Data:
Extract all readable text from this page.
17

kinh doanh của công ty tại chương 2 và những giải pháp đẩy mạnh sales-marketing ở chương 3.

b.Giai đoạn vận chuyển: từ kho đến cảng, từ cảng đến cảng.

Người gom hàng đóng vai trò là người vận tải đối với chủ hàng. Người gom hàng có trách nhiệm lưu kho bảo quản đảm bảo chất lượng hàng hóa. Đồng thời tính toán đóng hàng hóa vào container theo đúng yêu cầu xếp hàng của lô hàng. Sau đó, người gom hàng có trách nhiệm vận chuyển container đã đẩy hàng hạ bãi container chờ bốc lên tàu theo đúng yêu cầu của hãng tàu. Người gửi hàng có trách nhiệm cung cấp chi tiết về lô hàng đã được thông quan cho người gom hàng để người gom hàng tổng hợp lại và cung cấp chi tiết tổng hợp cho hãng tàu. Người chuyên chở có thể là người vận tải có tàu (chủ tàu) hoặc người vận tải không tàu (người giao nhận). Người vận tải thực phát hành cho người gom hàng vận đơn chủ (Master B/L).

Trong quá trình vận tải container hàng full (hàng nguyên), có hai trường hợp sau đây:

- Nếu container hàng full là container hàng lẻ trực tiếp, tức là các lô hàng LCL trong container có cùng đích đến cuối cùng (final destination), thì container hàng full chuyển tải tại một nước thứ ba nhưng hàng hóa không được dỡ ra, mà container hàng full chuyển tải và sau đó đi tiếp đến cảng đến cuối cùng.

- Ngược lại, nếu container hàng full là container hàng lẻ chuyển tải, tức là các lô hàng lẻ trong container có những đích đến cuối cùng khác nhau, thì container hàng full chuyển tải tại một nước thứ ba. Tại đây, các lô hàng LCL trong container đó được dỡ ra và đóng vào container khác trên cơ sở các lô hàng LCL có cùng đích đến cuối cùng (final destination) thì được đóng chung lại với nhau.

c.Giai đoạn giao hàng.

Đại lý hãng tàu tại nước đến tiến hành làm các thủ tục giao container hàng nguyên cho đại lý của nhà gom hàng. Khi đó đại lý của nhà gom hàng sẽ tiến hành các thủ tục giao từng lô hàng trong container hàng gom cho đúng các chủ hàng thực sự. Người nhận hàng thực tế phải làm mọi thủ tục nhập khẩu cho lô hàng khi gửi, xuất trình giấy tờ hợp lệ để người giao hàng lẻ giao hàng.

---

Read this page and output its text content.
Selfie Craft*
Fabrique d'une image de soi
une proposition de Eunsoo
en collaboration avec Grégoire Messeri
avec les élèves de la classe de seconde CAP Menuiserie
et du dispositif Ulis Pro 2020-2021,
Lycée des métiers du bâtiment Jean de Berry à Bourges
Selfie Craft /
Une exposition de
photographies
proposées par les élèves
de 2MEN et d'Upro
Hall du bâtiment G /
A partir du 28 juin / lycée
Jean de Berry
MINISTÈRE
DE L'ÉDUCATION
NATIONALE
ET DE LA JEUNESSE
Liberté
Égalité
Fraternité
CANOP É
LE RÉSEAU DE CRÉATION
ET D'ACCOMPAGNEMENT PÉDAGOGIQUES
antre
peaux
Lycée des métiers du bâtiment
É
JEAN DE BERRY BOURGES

Task directions: Count the lines of the data that contain the string "text", and reply with that number alone.

Expected answer: 2